Ответьте на вопросы по приведённому тексту:
1. Что судьба пока преподносит Айседоре?
2. О ком написаны книги Андре Бонье?
3. Какой язык Андре помогает выучить Айседоре?

ПРИВЕДЁННЫЙ ТЕКСТ
- - - - -

Навстречу ей идут двое: он что-то ласково шепчет своей девушке, нежно прикасаясь губами к ее ушку, а у нее лицо светится улыбкой…

«Боже мой, как я хочу любви, Боже мой, сделай меня такой же счастливой, Боже мой…» — заклинает Айседора. Но судьба преподносит ей пока лишь интеллектуальные увлечения, которыми она, впрочем, дорожит не меньше, чем сердечными.

Большим ее другом становится Андре Бонье. Он низкого роста, на его круглом бледном лице неуклюже сидят очки, но что за ум вложен в эту голову! Блестящий, искрометный ум! Андре, автор книг о Петрарке, помогает Айседоре выучить французский язык. Они часто читают отрывки из произведений Мольера, Мопассана, Флобера.

- - - - -

ИСХОДНЫЕ ДАННЫЕ
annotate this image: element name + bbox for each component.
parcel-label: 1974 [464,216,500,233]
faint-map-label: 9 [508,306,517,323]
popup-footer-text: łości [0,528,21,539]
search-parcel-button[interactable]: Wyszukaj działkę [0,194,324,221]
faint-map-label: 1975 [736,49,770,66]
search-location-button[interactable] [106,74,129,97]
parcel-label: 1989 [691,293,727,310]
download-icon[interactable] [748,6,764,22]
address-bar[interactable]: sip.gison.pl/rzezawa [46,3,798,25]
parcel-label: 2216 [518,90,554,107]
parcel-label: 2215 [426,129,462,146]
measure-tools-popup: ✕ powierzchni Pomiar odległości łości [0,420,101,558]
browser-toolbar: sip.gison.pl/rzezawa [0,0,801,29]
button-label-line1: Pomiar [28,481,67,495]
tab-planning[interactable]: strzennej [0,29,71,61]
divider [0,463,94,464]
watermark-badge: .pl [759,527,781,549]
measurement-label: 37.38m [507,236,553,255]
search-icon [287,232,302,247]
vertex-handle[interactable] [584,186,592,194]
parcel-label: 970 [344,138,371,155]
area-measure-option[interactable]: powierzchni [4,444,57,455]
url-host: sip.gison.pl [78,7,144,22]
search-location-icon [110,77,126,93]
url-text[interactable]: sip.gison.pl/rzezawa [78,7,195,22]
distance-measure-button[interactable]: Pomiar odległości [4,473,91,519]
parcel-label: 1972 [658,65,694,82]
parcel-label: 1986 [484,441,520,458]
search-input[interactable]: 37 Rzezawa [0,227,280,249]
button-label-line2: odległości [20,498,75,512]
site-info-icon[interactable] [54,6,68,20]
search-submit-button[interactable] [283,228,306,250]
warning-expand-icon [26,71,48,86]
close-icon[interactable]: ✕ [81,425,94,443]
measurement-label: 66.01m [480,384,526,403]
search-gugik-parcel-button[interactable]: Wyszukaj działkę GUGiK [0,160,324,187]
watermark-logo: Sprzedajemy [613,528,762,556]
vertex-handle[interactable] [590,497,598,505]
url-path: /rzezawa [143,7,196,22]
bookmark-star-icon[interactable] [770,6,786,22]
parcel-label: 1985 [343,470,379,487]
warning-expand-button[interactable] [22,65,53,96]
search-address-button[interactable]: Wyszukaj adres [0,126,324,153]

- - - - -

ПИСЬМЕННОЕ РЕШЕНИЕ
1. Лишь интеллектуальные увлечения.
2. О Петрарке.
3. Французский.